* **ПРЕДЛОЖЕННЫЙ ОТРЫВОК**:
Когда мы после практики вернулись домой и отгуляли каникулы (в то лето мои жили на даче в Салтыковке), нам оставался только один семестр. После зимних каникул мы должны были уже готовить дипломный проект и защитить его. Летом стало известно, что в Московском университете открылись исторический и филологический факультеты: режим «вспомнил» о пользе отечественной истории в воспитании патриотизма — в условиях появления на европейской сцене такого опасного противника, как пришедший к власти Гитлер. Мне было ясно, что, кончая техникум на «отлично», я буду поступать на истфак. В течение первого семестра я исподволь сделала свой проект «Реконструкция прядильного цеха», а от защиты меня освободили по справке о болезни. Так что я уже с февраля 1935 года могла только готовиться к экзаменам в университет.

* **ОБЯЗАТЕЛЬНЫЕ ЗАДАНИЯ**:
**A.** Какие факультеты, согласно отрывку, открылись в Московском университете?
**B.** Верните из отрывка точную копию фрагмента, начиная со слов «Когда мы после» и продолжая до слов «экзаменам в университет.» включительно.

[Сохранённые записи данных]
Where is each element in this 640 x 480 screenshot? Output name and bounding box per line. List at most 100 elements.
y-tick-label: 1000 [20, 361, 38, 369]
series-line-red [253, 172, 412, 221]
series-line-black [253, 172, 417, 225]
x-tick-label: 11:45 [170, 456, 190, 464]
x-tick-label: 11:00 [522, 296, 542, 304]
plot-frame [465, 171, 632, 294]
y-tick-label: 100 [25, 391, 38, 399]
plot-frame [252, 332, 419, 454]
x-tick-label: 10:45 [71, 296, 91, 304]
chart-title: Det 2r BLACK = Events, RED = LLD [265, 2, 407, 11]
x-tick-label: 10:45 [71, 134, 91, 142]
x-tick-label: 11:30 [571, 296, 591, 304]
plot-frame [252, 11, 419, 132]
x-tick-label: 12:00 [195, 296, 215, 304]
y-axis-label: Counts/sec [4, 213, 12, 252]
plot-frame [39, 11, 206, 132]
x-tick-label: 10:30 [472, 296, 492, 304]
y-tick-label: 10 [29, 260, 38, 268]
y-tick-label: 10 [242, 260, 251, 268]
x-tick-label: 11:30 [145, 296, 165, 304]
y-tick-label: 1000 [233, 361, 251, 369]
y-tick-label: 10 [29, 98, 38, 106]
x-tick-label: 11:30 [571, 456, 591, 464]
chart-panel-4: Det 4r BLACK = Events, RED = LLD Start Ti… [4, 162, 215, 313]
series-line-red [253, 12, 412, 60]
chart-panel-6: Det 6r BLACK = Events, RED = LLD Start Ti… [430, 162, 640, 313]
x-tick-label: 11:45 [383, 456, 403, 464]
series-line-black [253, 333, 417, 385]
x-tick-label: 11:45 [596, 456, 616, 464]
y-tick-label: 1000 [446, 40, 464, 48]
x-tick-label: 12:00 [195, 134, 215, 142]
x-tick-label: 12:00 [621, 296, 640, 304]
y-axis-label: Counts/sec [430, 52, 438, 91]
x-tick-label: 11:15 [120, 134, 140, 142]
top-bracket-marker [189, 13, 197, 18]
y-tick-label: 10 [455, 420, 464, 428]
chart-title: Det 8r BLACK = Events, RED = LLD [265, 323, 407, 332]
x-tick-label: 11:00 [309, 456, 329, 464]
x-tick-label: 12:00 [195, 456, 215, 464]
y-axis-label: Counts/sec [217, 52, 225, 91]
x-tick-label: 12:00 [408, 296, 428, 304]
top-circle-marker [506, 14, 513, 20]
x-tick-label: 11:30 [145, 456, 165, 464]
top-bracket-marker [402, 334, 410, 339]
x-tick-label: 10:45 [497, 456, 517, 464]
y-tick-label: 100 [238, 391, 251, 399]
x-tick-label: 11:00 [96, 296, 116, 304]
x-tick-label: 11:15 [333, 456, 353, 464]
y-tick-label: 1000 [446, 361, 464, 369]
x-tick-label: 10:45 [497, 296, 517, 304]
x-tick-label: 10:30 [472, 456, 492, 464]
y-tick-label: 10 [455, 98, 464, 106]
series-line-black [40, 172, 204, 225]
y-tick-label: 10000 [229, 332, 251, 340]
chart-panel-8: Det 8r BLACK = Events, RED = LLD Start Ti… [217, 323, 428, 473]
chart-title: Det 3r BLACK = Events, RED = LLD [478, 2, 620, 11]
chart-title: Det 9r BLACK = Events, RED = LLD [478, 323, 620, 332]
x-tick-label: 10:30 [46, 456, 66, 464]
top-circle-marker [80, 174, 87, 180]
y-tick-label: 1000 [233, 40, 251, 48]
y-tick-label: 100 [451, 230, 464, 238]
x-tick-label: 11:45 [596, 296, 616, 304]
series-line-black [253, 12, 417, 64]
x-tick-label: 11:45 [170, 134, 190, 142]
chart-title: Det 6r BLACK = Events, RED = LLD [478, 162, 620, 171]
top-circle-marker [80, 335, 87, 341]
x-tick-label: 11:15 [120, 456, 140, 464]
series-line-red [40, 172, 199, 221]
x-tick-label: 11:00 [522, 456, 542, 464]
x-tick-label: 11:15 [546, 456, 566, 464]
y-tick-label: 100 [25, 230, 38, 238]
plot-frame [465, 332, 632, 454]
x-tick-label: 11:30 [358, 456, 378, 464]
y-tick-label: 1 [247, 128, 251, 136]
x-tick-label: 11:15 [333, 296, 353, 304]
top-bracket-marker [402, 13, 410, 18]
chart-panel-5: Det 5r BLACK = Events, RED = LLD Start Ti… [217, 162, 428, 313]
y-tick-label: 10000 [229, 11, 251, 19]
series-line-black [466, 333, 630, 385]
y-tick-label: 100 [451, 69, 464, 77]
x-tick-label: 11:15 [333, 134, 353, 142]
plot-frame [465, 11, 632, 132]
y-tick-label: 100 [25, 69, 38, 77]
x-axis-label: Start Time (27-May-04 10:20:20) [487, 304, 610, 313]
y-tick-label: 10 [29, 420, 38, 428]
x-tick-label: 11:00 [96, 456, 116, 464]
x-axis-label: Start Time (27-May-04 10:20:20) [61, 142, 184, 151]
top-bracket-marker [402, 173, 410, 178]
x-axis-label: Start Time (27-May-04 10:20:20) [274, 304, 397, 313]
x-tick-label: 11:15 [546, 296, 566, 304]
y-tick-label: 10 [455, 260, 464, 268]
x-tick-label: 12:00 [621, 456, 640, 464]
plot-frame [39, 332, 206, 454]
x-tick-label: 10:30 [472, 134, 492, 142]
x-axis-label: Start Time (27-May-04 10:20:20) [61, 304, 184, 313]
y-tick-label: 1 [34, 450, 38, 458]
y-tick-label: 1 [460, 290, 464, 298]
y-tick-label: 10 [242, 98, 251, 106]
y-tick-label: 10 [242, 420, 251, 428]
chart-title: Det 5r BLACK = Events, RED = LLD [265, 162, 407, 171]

* **ОТВЕТЫ К УПРАЖНЕНИЮ**:
**A.** Исторический и филологический факультеты.

**B.**
Когда мы после практики вернулись домой и отгуляли каникулы (в то лето мои жили на даче в Салтыковке), нам оставался только один семестр. После зимних каникул мы должны были уже готовить дипломный проект и защитить его. Летом стало известно, что в Московском университете открылись исторический и филологический факультеты: режим «вспомнил» о пользе отечественной истории в воспитании патриотизма — в условиях появления на европейской сцене такого опасного противника, как пришедший к власти Гитлер. Мне было ясно, что, кончая техникум на «отлично», я буду поступать на истфак. В течение первого семестра я исподволь сделала свой проект «Реконструкция прядильного цеха», а от защиты меня освободили по справке о болезни. Так что я уже с февраля 1935 года могла только готовиться к экзаменам в университет.